[Stored dataset items]
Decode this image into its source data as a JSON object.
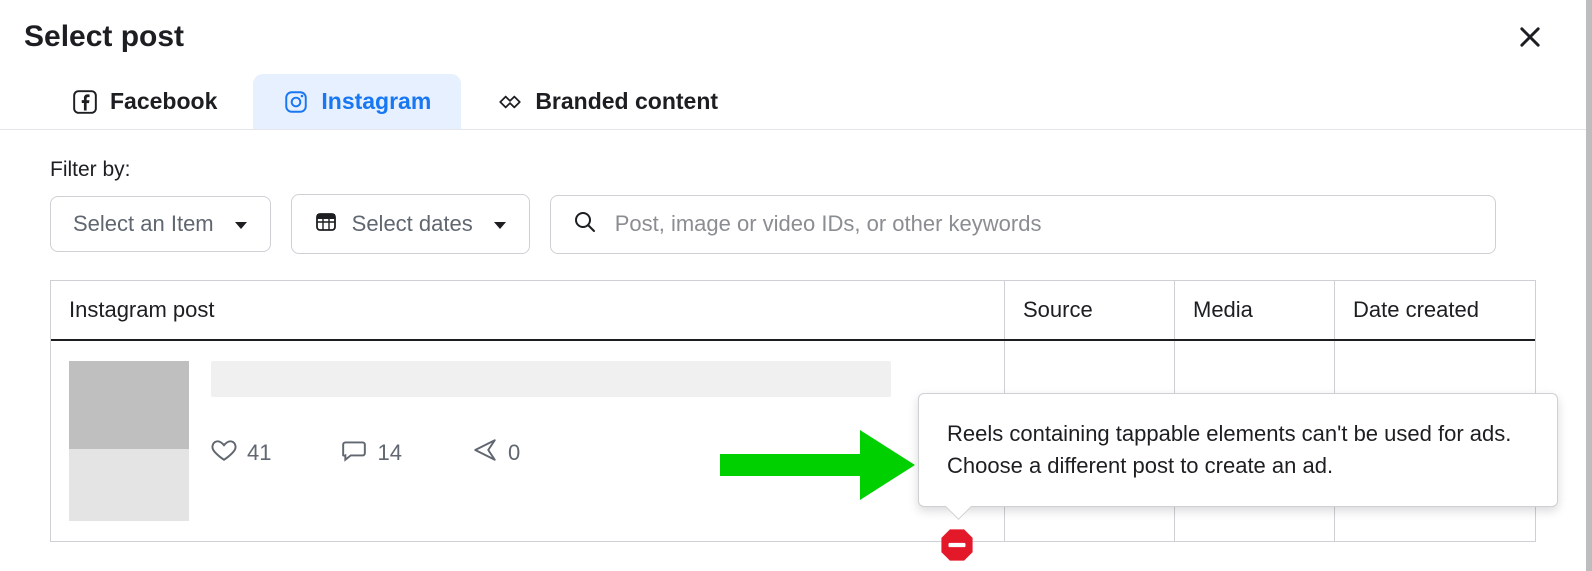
{
  "header": {
    "title": "Select post"
  },
  "tabs": {
    "facebook": "Facebook",
    "instagram": "Instagram",
    "branded": "Branded content",
    "active": "instagram"
  },
  "filter": {
    "label": "Filter by:",
    "item_dropdown": "Select an Item",
    "dates_dropdown": "Select dates",
    "search_placeholder": "Post, image or video IDs, or other keywords"
  },
  "table": {
    "headers": {
      "post": "Instagram post",
      "source": "Source",
      "media": "Media",
      "date": "Date created"
    },
    "row": {
      "likes": "41",
      "comments": "14",
      "shares": "0"
    }
  },
  "tooltip": {
    "text": "Reels containing tappable elements can't be used for ads. Choose a different post to create an ad."
  }
}
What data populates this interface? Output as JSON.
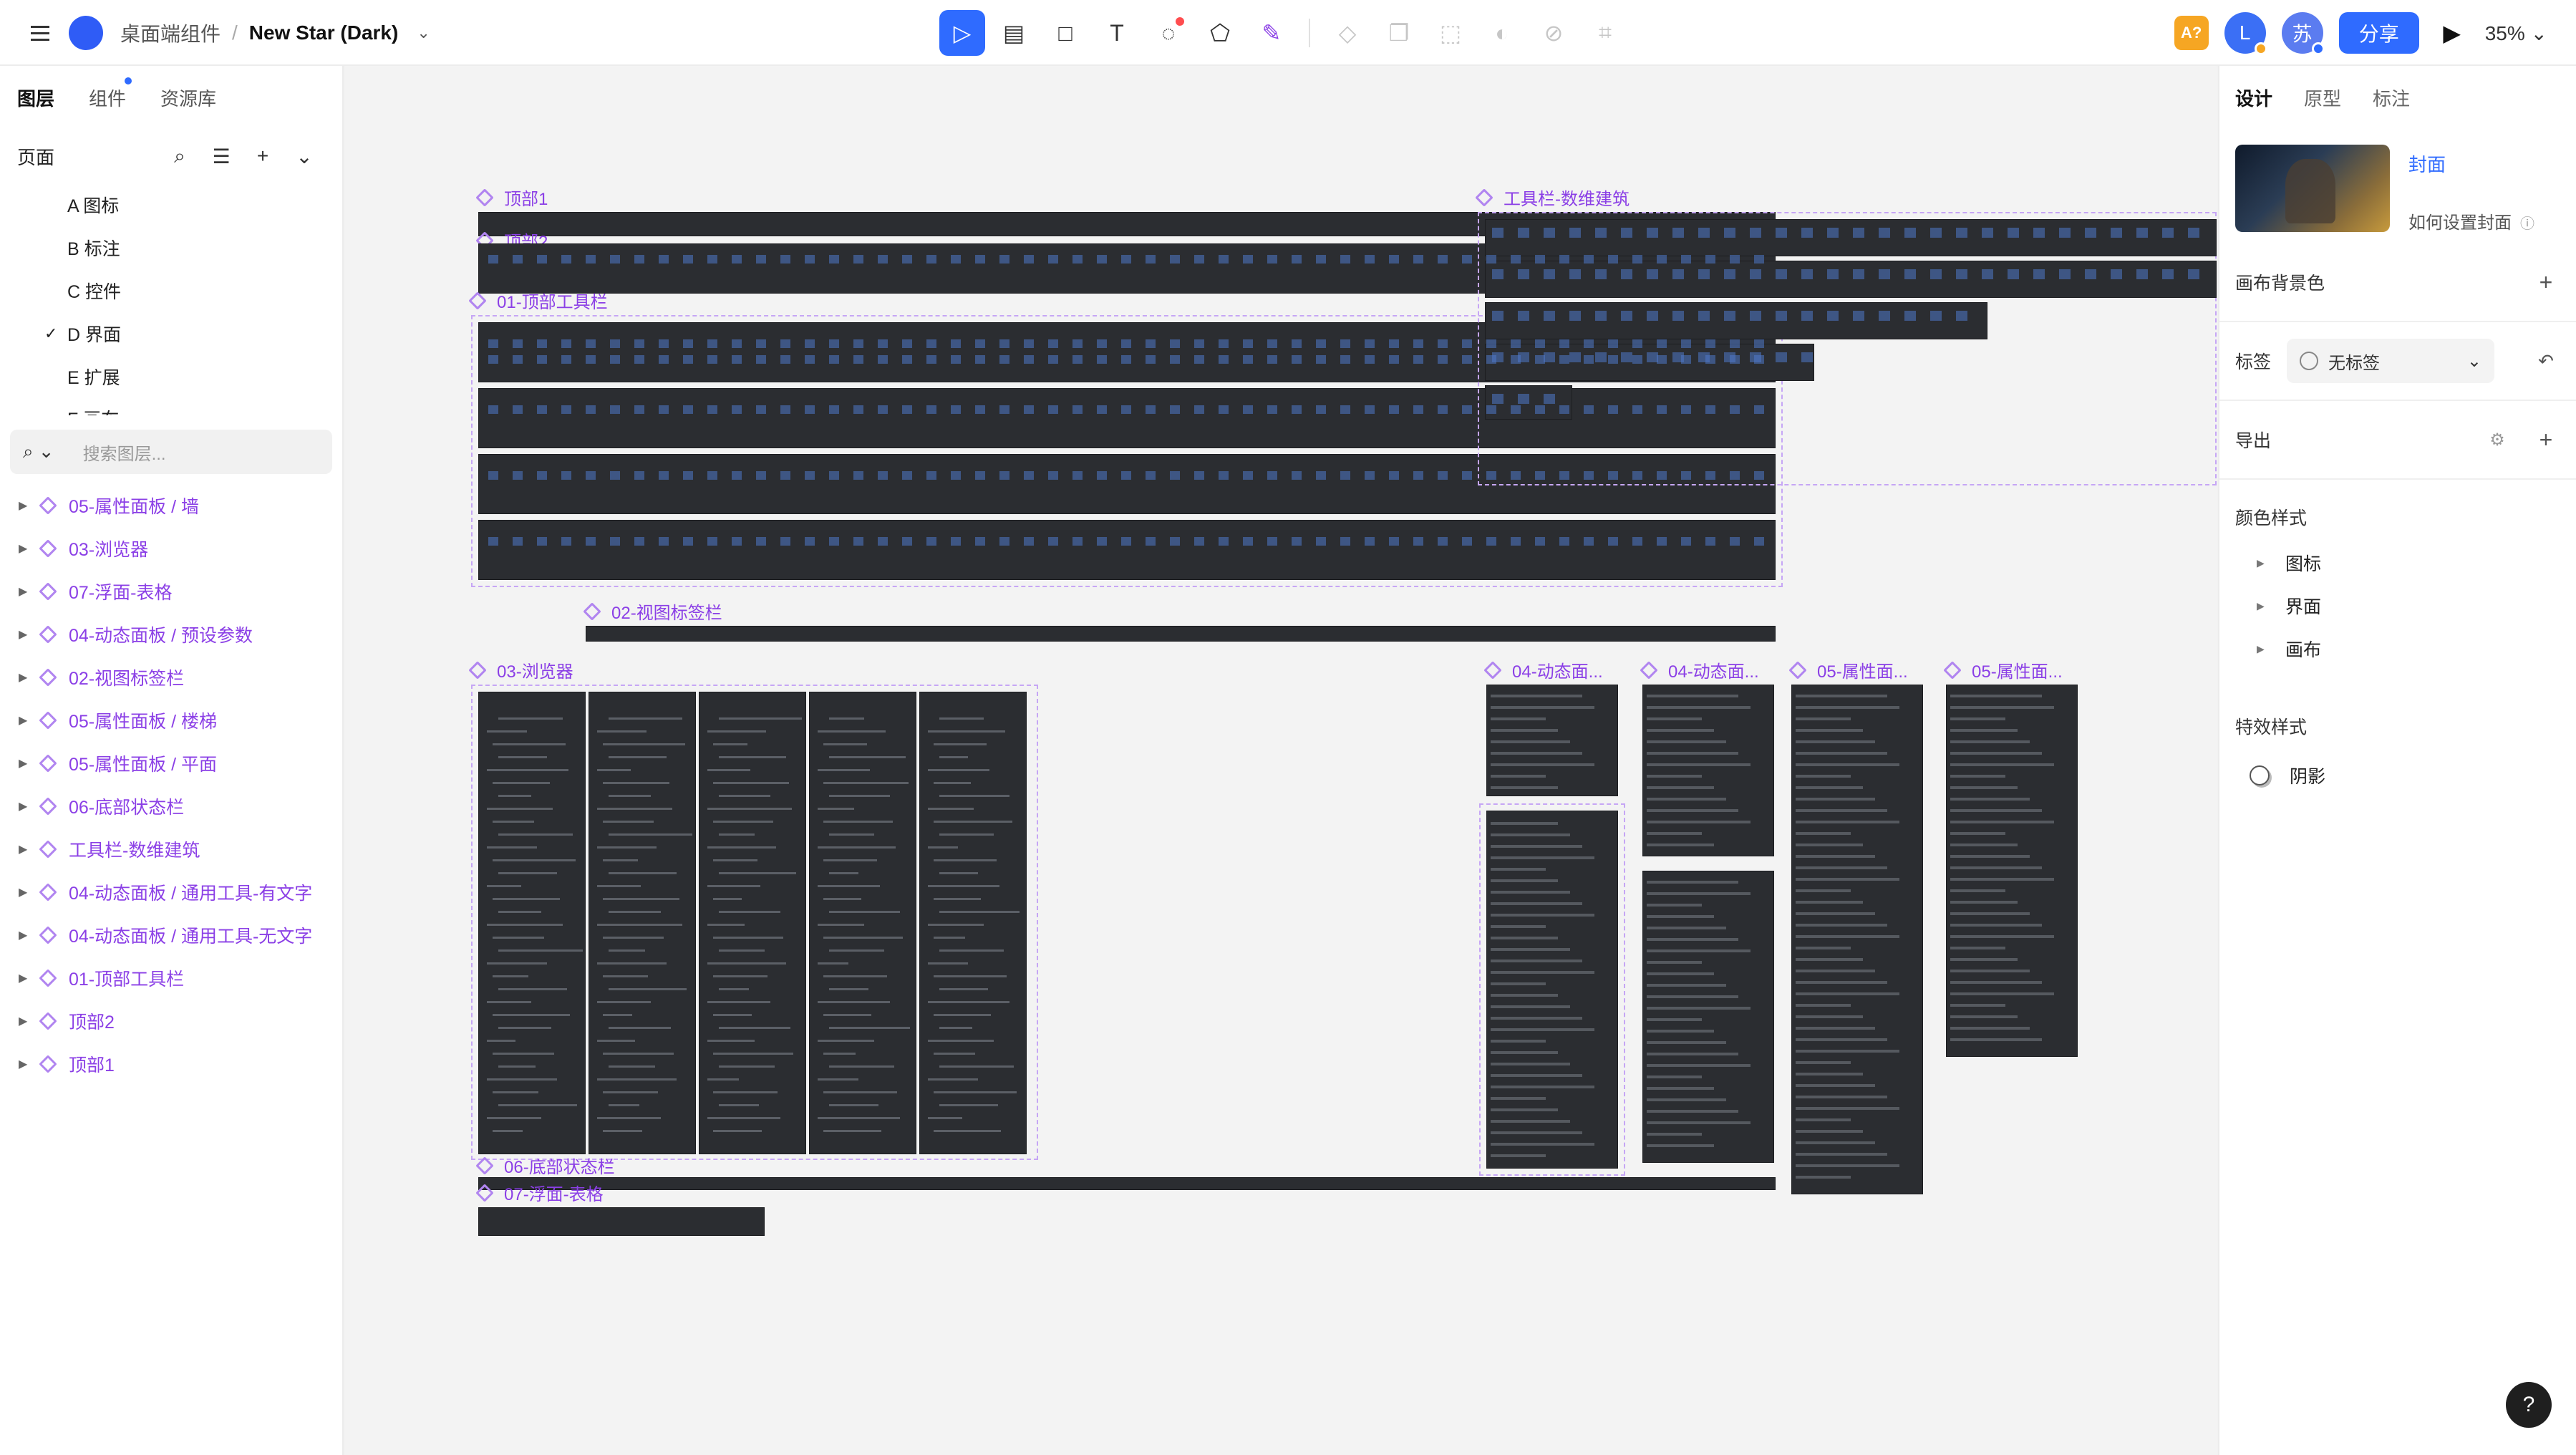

> _TASK REQUIREMENTS_
Copy, from the material, each line that holds the string "this".

> _EXERCISE RESULT_
Decode this image into its source data as a JSON object.
What data populates this interface? Output as JSON.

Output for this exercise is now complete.